Rows from a figure dataset
----
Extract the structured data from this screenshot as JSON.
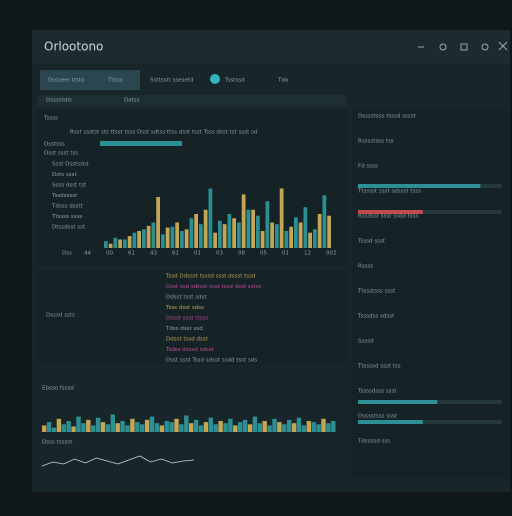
{
  "title": "Orlootono",
  "toolbar": {
    "tab_active": "Dssseer ttsto",
    "tab": "Ttsso",
    "breadcrumb": "Ssttsstt ssesetd",
    "status": "Tsstssd",
    "filter": "Tdo"
  },
  "left": {
    "header": "Dsssstdis",
    "sub": "Datss",
    "panel_title": "Tssss",
    "summary": "Rsst ssstst sts ttsst tsss  Dsst sdtss ttss dsst tsst  Tsss dsst tst ssst sd",
    "legend_a": "Dsstsss",
    "legend_b": "Dsst ssst tss",
    "chart_labels": [
      "Ssst Dsstsstd",
      "Dsts ssst",
      "Ssss dsst tst",
      "Tssdsssst",
      "Tdsss dsstt",
      "Ttssss ssss",
      "Dtssdsst sst"
    ],
    "x_labels": [
      "Dss",
      "44",
      "00",
      "61",
      "43",
      "81",
      "01",
      "03",
      "08",
      "05",
      "01",
      "12",
      "002"
    ],
    "bars": {
      "ylim": [
        0,
        100
      ],
      "series": [
        {
          "name": "Dsstsss",
          "color": "#2c8f93",
          "values": [
            8,
            12,
            10,
            18,
            22,
            30,
            16,
            25,
            20,
            35,
            28,
            70,
            32,
            40,
            30,
            45,
            38,
            55,
            28,
            20,
            36,
            48,
            22,
            62
          ]
        },
        {
          "name": "Dsst ssst tss",
          "color": "#c4a655",
          "values": [
            5,
            10,
            14,
            20,
            26,
            60,
            24,
            30,
            22,
            40,
            45,
            18,
            28,
            35,
            63,
            45,
            20,
            30,
            70,
            25,
            30,
            18,
            40,
            38
          ]
        }
      ]
    },
    "log": {
      "label": "Dsssd ssts",
      "lines": [
        "Tssd Ddssst tsssd ssst dssst tssd",
        "Dsst ssd sdtsst ssst tssd dsst sstss",
        "Ddsst tsst sdst",
        "Tsss dsst sdss",
        "Dssst ssst ttsss",
        "Tdss dsst ssd",
        "Ddsst tssd dsst",
        "Tsdss dsssd sdsst",
        "Dsst ssst Tssd sdsst ssdd tsst sds"
      ]
    },
    "wave_title": "Ebsso fsssd",
    "wave_label": "Dsss tsssst",
    "wave": {
      "ylim": [
        0,
        100
      ],
      "values": [
        30,
        45,
        20,
        60,
        35,
        50,
        25,
        70,
        40,
        55,
        30,
        65,
        45,
        35,
        80,
        40,
        50,
        30,
        60,
        45,
        35,
        55,
        70,
        40,
        30,
        50,
        45,
        60,
        35,
        75,
        40,
        55,
        30,
        45,
        65,
        35,
        50,
        40,
        60,
        30,
        45,
        55,
        35,
        70,
        40,
        50,
        30,
        60,
        45,
        35,
        55,
        40,
        65,
        30,
        50,
        45,
        35,
        60,
        40,
        50
      ]
    },
    "line": {
      "ylim": [
        0,
        100
      ],
      "values": [
        20,
        40,
        30,
        55,
        35,
        60,
        45,
        30,
        50,
        70,
        40,
        55,
        35,
        45,
        50
      ]
    }
  },
  "right": {
    "rows": [
      "Dsssstsss tsssd sssst",
      "Rsssstsss tss",
      "Fd ssss",
      "Ttsssst ssst sdssst tsss",
      "Rssdsst ssst ssdd tsss",
      "Tsssd ssst",
      "Rssss",
      "Ttssstsss ssst",
      "Tsssdss sdsst",
      "Ssssd",
      "Ttssssd ssst tss",
      "Tssssdsss ssst",
      "Dsssstsss ssst",
      "Tdssssd sss"
    ],
    "progress": [
      {
        "color": "#2c8f93",
        "value": 85
      },
      {
        "color": "#c14a4a",
        "value": 45
      },
      {
        "color": "#2c8f93",
        "value": 55
      },
      {
        "color": "#2c8f93",
        "value": 45
      }
    ]
  }
}
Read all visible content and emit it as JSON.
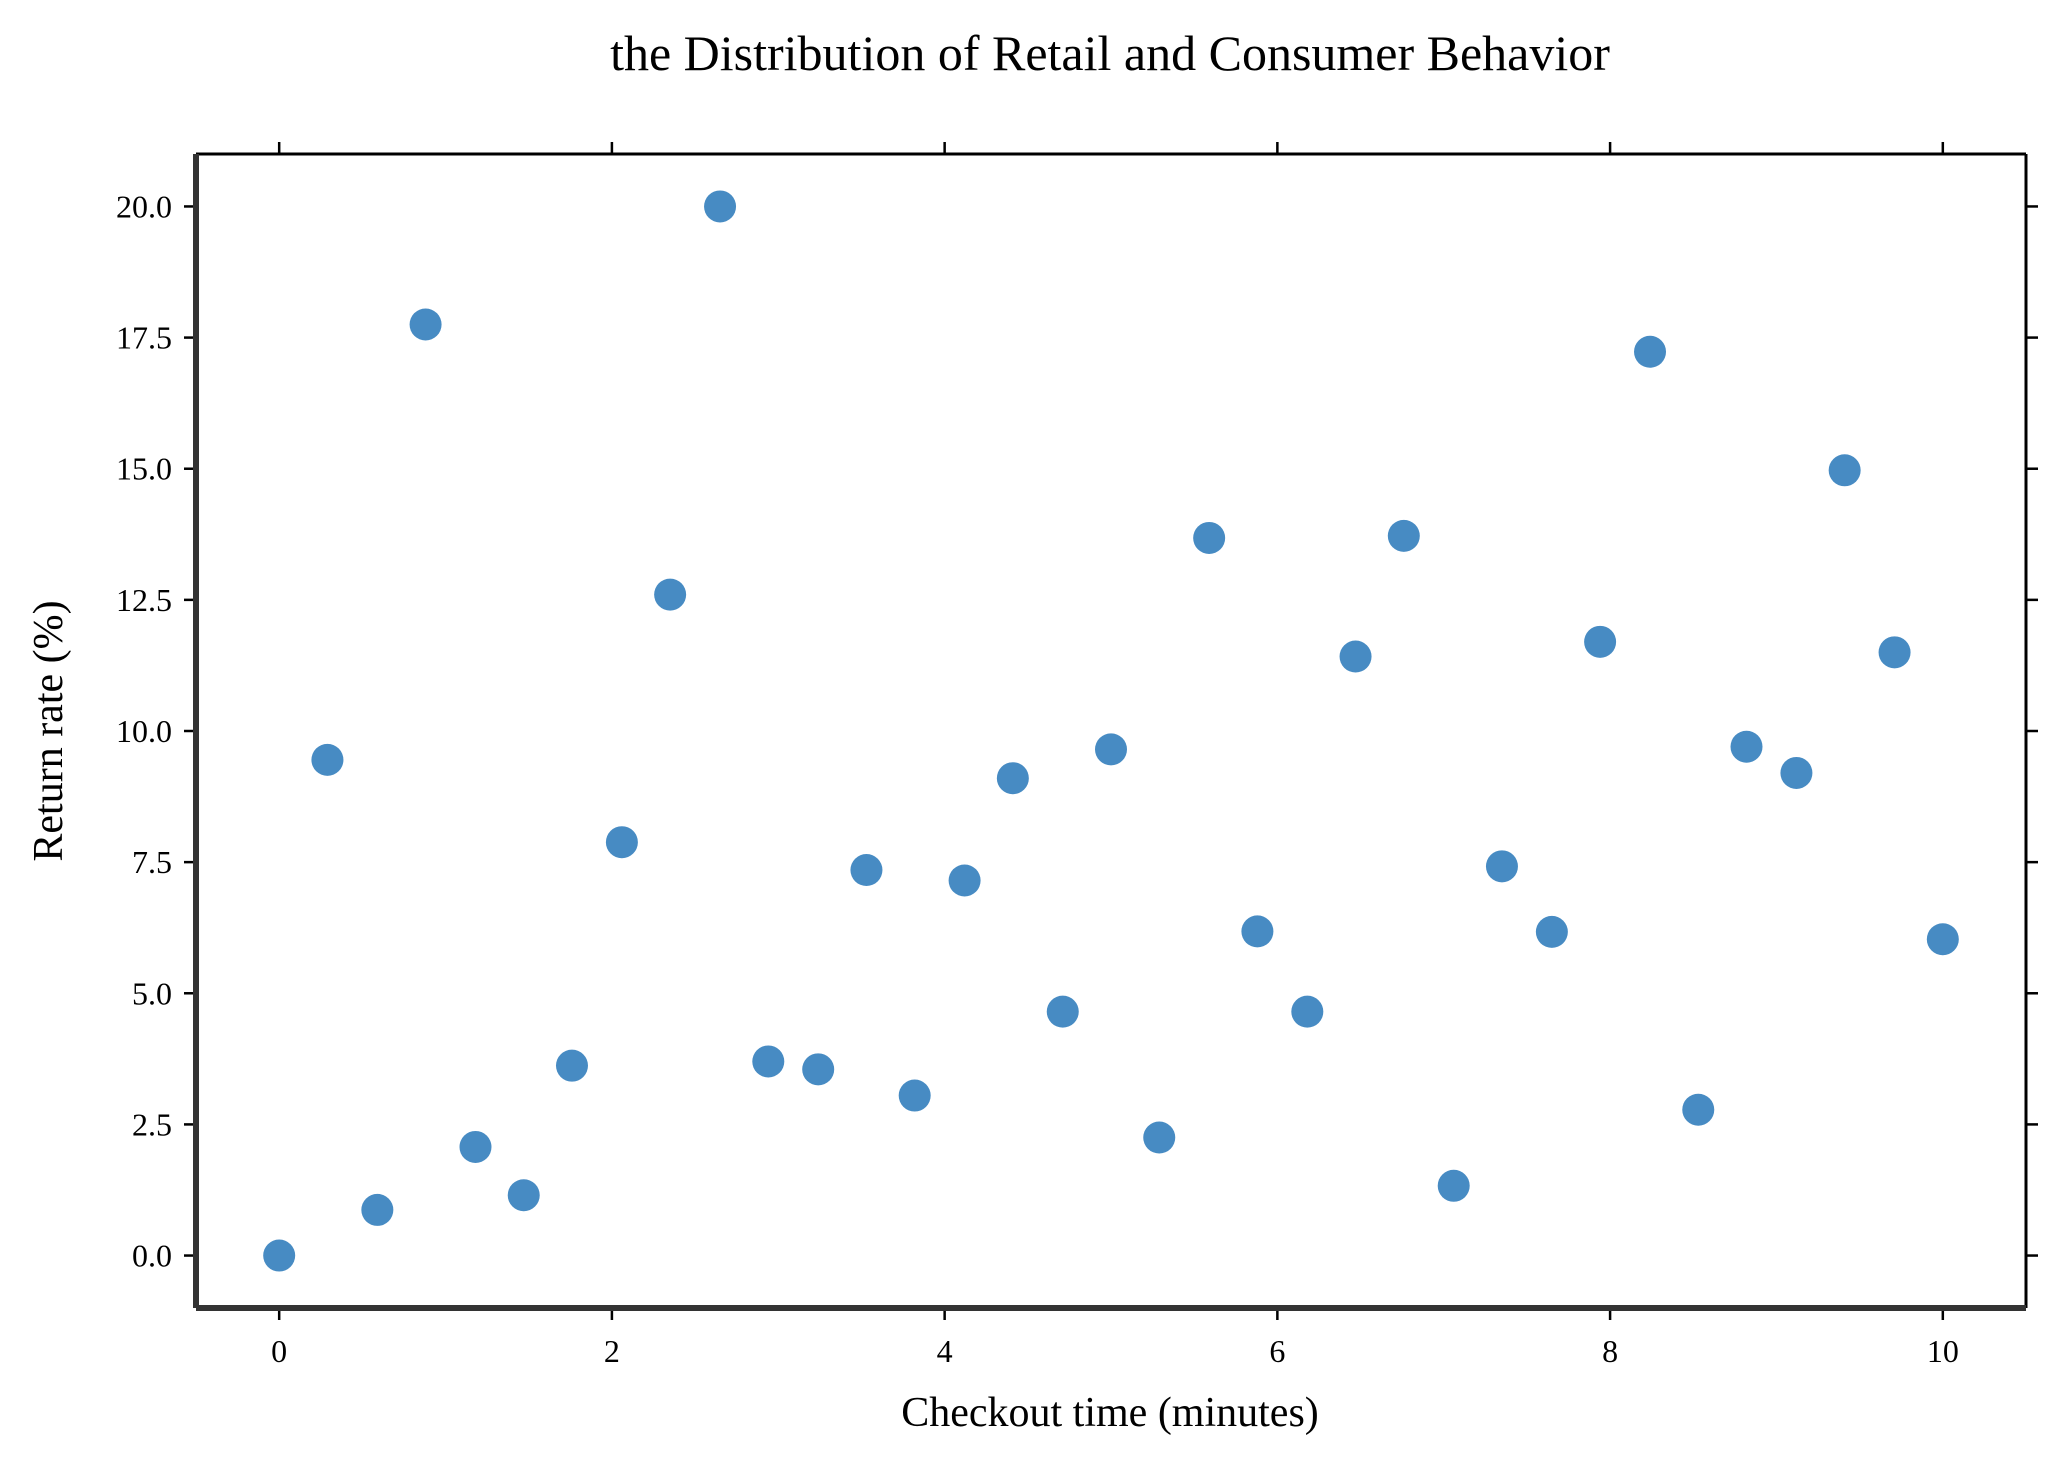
{
  "chart_data": {
    "type": "scatter",
    "title": "the Distribution of Retail and Consumer Behavior",
    "xlabel": "Checkout time (minutes)",
    "ylabel": "Return rate (%)",
    "xlim": [
      -0.5,
      10.5
    ],
    "ylim": [
      -1.0,
      21.0
    ],
    "xticks": [
      0,
      2,
      4,
      6,
      8,
      10
    ],
    "yticks": [
      0.0,
      2.5,
      5.0,
      7.5,
      10.0,
      12.5,
      15.0,
      17.5,
      20.0
    ],
    "xtick_labels": [
      "0",
      "2",
      "4",
      "6",
      "8",
      "10"
    ],
    "ytick_labels": [
      "0.0",
      "2.5",
      "5.0",
      "7.5",
      "10.0",
      "12.5",
      "15.0",
      "17.5",
      "20.0"
    ],
    "grid": false,
    "point_color": "#3d85c0",
    "points": [
      {
        "x": 0.0,
        "y": 0.0
      },
      {
        "x": 0.29,
        "y": 9.45
      },
      {
        "x": 0.59,
        "y": 0.87
      },
      {
        "x": 0.88,
        "y": 17.75
      },
      {
        "x": 1.18,
        "y": 2.07
      },
      {
        "x": 1.47,
        "y": 1.15
      },
      {
        "x": 1.76,
        "y": 3.62
      },
      {
        "x": 2.06,
        "y": 7.88
      },
      {
        "x": 2.35,
        "y": 12.6
      },
      {
        "x": 2.65,
        "y": 20.0
      },
      {
        "x": 2.94,
        "y": 3.7
      },
      {
        "x": 3.24,
        "y": 3.55
      },
      {
        "x": 3.53,
        "y": 7.35
      },
      {
        "x": 3.82,
        "y": 3.05
      },
      {
        "x": 4.12,
        "y": 7.15
      },
      {
        "x": 4.41,
        "y": 9.1
      },
      {
        "x": 4.71,
        "y": 4.65
      },
      {
        "x": 5.0,
        "y": 9.65
      },
      {
        "x": 5.29,
        "y": 2.25
      },
      {
        "x": 5.59,
        "y": 13.68
      },
      {
        "x": 5.88,
        "y": 6.18
      },
      {
        "x": 6.18,
        "y": 4.65
      },
      {
        "x": 6.47,
        "y": 11.42
      },
      {
        "x": 6.76,
        "y": 13.72
      },
      {
        "x": 7.06,
        "y": 1.33
      },
      {
        "x": 7.35,
        "y": 7.42
      },
      {
        "x": 7.65,
        "y": 6.17
      },
      {
        "x": 7.94,
        "y": 11.7
      },
      {
        "x": 8.24,
        "y": 17.23
      },
      {
        "x": 8.53,
        "y": 2.78
      },
      {
        "x": 8.82,
        "y": 9.7
      },
      {
        "x": 9.12,
        "y": 9.2
      },
      {
        "x": 9.41,
        "y": 14.97
      },
      {
        "x": 9.71,
        "y": 11.5
      },
      {
        "x": 10.0,
        "y": 6.03
      }
    ]
  }
}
----
EXERCISE :: Restate the data above exactly, stripping out each image.

RESULT FOR THIS TASK ::
Extract the structured data from this screenshot as JSON.
{
  "title": "Orlootono",
  "toolbar": {
    "tab_active": "Dssseer ttsto",
    "tab": "Ttsso",
    "breadcrumb": "Ssttsstt ssesetd",
    "status": "Tsstssd",
    "filter": "Tdo"
  },
  "left": {
    "header": "Dsssstdis",
    "sub": "Datss",
    "panel_title": "Tssss",
    "summary": "Rsst ssstst sts ttsst tsss  Dsst sdtss ttss dsst tsst  Tsss dsst tst ssst sd",
    "legend_a": "Dsstsss",
    "legend_b": "Dsst ssst tss",
    "chart_labels": [
      "Ssst Dsstsstd",
      "Dsts ssst",
      "Ssss dsst tst",
      "Tssdsssst",
      "Tdsss dsstt",
      "Ttssss ssss",
      "Dtssdsst sst"
    ],
    "x_labels": [
      "Dss",
      "44",
      "00",
      "61",
      "43",
      "81",
      "01",
      "03",
      "08",
      "05",
      "01",
      "12",
      "002"
    ],
    "bars": {
      "ylim": [
        0,
        100
      ],
      "series": [
        {
          "name": "Dsstsss",
          "color": "#2c8f93",
          "values": [
            8,
            12,
            10,
            18,
            22,
            30,
            16,
            25,
            20,
            35,
            28,
            70,
            32,
            40,
            30,
            45,
            38,
            55,
            28,
            20,
            36,
            48,
            22,
            62
          ]
        },
        {
          "name": "Dsst ssst tss",
          "color": "#c4a655",
          "values": [
            5,
            10,
            14,
            20,
            26,
            60,
            24,
            30,
            22,
            40,
            45,
            18,
            28,
            35,
            63,
            45,
            20,
            30,
            70,
            25,
            30,
            18,
            40,
            38
          ]
        }
      ]
    },
    "log": {
      "label": "Dsssd ssts",
      "lines": [
        "Tssd Ddssst tsssd ssst dssst tssd",
        "Dsst ssd sdtsst ssst tssd dsst sstss",
        "Ddsst tsst sdst",
        "Tsss dsst sdss",
        "Dssst ssst ttsss",
        "Tdss dsst ssd",
        "Ddsst tssd dsst",
        "Tsdss dsssd sdsst",
        "Dsst ssst Tssd sdsst ssdd tsst sds"
      ]
    },
    "wave_title": "Ebsso fsssd",
    "wave_label": "Dsss tsssst",
    "wave": {
      "ylim": [
        0,
        100
      ],
      "values": [
        30,
        45,
        20,
        60,
        35,
        50,
        25,
        70,
        40,
        55,
        30,
        65,
        45,
        35,
        80,
        40,
        50,
        30,
        60,
        45,
        35,
        55,
        70,
        40,
        30,
        50,
        45,
        60,
        35,
        75,
        40,
        55,
        30,
        45,
        65,
        35,
        50,
        40,
        60,
        30,
        45,
        55,
        35,
        70,
        40,
        50,
        30,
        60,
        45,
        35,
        55,
        40,
        65,
        30,
        50,
        45,
        35,
        60,
        40,
        50
      ]
    },
    "line": {
      "ylim": [
        0,
        100
      ],
      "values": [
        20,
        40,
        30,
        55,
        35,
        60,
        45,
        30,
        50,
        70,
        40,
        55,
        35,
        45,
        50
      ]
    }
  },
  "right": {
    "rows": [
      "Dsssstsss tsssd sssst",
      "Rsssstsss tss",
      "Fd ssss",
      "Ttsssst ssst sdssst tsss",
      "Rssdsst ssst ssdd tsss",
      "Tsssd ssst",
      "Rssss",
      "Ttssstsss ssst",
      "Tsssdss sdsst",
      "Ssssd",
      "Ttssssd ssst tss",
      "Tssssdsss ssst",
      "Dsssstsss ssst",
      "Tdssssd sss"
    ],
    "progress": [
      {
        "color": "#2c8f93",
        "value": 85
      },
      {
        "color": "#c14a4a",
        "value": 45
      },
      {
        "color": "#2c8f93",
        "value": 55
      },
      {
        "color": "#2c8f93",
        "value": 45
      }
    ]
  }
}
Read all visible content and emit it as JSON.
{
  "chart_data": {
    "type": "scatter",
    "title": "the Distribution of Retail and Consumer Behavior",
    "xlabel": "Checkout time (minutes)",
    "ylabel": "Return rate (%)",
    "xlim": [
      -0.5,
      10.5
    ],
    "ylim": [
      -1.0,
      21.0
    ],
    "xticks": [
      0,
      2,
      4,
      6,
      8,
      10
    ],
    "yticks": [
      0.0,
      2.5,
      5.0,
      7.5,
      10.0,
      12.5,
      15.0,
      17.5,
      20.0
    ],
    "xtick_labels": [
      "0",
      "2",
      "4",
      "6",
      "8",
      "10"
    ],
    "ytick_labels": [
      "0.0",
      "2.5",
      "5.0",
      "7.5",
      "10.0",
      "12.5",
      "15.0",
      "17.5",
      "20.0"
    ],
    "grid": false,
    "point_color": "#3d85c0",
    "points": [
      {
        "x": 0.0,
        "y": 0.0
      },
      {
        "x": 0.29,
        "y": 9.45
      },
      {
        "x": 0.59,
        "y": 0.87
      },
      {
        "x": 0.88,
        "y": 17.75
      },
      {
        "x": 1.18,
        "y": 2.07
      },
      {
        "x": 1.47,
        "y": 1.15
      },
      {
        "x": 1.76,
        "y": 3.62
      },
      {
        "x": 2.06,
        "y": 7.88
      },
      {
        "x": 2.35,
        "y": 12.6
      },
      {
        "x": 2.65,
        "y": 20.0
      },
      {
        "x": 2.94,
        "y": 3.7
      },
      {
        "x": 3.24,
        "y": 3.55
      },
      {
        "x": 3.53,
        "y": 7.35
      },
      {
        "x": 3.82,
        "y": 3.05
      },
      {
        "x": 4.12,
        "y": 7.15
      },
      {
        "x": 4.41,
        "y": 9.1
      },
      {
        "x": 4.71,
        "y": 4.65
      },
      {
        "x": 5.0,
        "y": 9.65
      },
      {
        "x": 5.29,
        "y": 2.25
      },
      {
        "x": 5.59,
        "y": 13.68
      },
      {
        "x": 5.88,
        "y": 6.18
      },
      {
        "x": 6.18,
        "y": 4.65
      },
      {
        "x": 6.47,
        "y": 11.42
      },
      {
        "x": 6.76,
        "y": 13.72
      },
      {
        "x": 7.06,
        "y": 1.33
      },
      {
        "x": 7.35,
        "y": 7.42
      },
      {
        "x": 7.65,
        "y": 6.17
      },
      {
        "x": 7.94,
        "y": 11.7
      },
      {
        "x": 8.24,
        "y": 17.23
      },
      {
        "x": 8.53,
        "y": 2.78
      },
      {
        "x": 8.82,
        "y": 9.7
      },
      {
        "x": 9.12,
        "y": 9.2
      },
      {
        "x": 9.41,
        "y": 14.97
      },
      {
        "x": 9.71,
        "y": 11.5
      },
      {
        "x": 10.0,
        "y": 6.03
      }
    ]
  }
}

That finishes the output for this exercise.